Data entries
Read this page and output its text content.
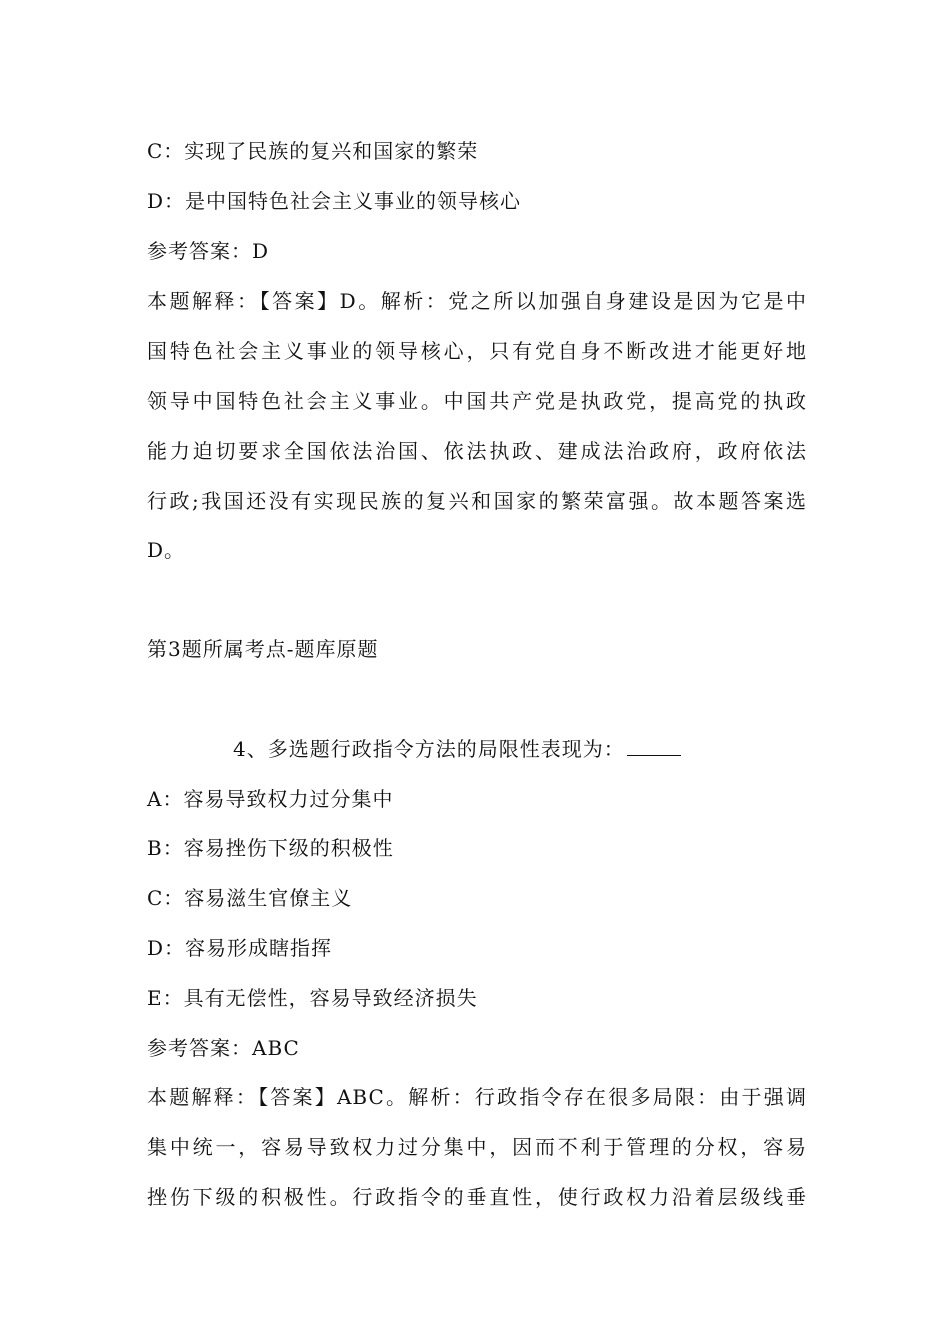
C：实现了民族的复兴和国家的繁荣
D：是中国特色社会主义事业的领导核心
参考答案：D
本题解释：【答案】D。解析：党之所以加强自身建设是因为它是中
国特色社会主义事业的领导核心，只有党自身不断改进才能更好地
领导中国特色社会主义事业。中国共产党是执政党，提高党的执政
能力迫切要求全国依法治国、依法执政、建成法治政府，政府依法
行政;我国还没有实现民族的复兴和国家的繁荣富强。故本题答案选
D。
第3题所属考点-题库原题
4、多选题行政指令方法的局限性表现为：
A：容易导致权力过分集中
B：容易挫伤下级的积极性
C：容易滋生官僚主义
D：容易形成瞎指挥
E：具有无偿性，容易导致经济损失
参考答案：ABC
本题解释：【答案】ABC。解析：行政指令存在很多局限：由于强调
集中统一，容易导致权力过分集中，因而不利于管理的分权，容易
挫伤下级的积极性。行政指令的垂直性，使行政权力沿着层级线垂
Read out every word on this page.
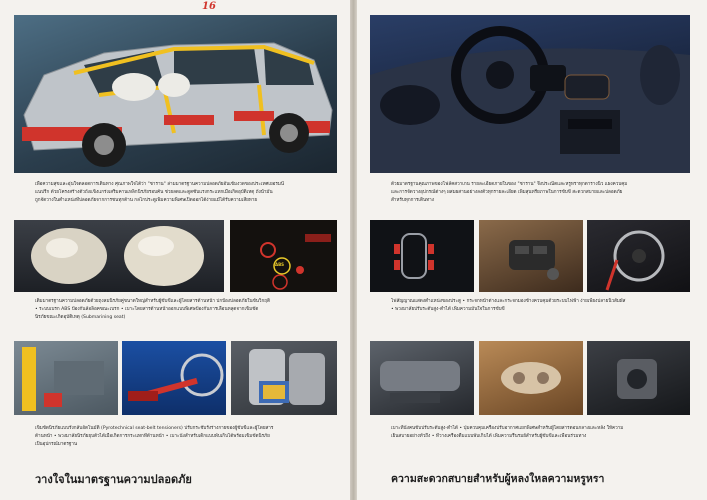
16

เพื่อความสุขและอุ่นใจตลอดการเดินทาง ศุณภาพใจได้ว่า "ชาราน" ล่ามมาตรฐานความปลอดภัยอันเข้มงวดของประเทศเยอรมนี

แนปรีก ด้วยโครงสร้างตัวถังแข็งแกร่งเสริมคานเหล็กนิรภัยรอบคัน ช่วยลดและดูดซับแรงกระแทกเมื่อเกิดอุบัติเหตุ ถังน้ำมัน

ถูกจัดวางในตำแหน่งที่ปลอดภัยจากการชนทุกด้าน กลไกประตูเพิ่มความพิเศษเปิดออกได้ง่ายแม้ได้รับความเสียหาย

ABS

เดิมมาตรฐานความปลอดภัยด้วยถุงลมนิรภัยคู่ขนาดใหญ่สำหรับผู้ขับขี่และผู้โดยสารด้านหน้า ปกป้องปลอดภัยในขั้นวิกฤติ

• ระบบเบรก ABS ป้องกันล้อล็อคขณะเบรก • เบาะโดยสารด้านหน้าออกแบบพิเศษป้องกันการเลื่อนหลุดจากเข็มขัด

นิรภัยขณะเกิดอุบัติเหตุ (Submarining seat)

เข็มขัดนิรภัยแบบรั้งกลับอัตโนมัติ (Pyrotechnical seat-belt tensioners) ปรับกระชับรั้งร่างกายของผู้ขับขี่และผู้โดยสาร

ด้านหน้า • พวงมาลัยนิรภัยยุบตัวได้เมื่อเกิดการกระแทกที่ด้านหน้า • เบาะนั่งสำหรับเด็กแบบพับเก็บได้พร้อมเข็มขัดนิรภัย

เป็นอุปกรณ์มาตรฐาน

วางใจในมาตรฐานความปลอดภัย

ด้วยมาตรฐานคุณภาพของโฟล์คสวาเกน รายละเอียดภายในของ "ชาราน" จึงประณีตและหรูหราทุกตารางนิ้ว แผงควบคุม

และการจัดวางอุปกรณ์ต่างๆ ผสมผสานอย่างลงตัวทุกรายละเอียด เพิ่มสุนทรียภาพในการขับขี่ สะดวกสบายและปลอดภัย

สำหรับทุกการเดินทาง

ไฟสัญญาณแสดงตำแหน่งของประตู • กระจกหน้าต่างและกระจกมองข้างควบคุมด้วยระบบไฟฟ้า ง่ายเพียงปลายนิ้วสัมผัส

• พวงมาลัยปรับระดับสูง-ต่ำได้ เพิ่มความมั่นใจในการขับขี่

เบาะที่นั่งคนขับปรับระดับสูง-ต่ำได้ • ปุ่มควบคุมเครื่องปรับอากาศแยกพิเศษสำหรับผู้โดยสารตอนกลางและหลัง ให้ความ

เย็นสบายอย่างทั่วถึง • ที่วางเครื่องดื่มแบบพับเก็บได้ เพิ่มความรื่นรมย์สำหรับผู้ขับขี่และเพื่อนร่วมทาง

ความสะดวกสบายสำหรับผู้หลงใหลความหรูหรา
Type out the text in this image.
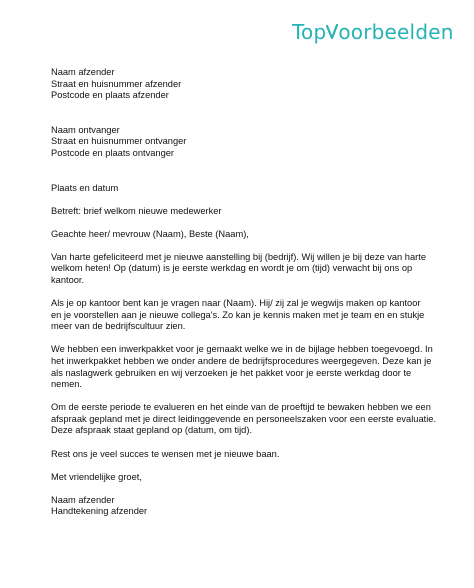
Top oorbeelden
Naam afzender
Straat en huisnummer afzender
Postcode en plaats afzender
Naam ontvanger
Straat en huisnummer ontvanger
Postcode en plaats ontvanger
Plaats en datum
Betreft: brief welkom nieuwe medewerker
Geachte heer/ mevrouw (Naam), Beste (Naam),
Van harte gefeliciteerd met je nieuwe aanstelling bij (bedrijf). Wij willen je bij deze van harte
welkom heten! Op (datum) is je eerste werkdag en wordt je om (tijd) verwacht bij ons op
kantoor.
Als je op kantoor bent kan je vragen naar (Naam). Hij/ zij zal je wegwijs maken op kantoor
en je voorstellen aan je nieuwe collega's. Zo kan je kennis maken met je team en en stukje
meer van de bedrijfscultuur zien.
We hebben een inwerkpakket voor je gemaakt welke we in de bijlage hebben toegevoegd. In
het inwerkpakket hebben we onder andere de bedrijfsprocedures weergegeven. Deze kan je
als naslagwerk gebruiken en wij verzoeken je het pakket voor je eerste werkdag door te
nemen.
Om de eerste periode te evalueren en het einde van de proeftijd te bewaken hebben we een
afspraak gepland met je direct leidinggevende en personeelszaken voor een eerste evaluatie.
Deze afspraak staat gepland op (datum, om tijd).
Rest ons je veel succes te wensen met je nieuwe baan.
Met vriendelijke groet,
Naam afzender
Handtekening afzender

**THE REQUEST:**
Report all lines of the material that contain the word "kantoor".

**RESPONSE TO THE EXERCISE:**
kantoor.
Als je op kantoor bent kan je vragen naar (Naam). Hij/ zij zal je wegwijs maken op kantoor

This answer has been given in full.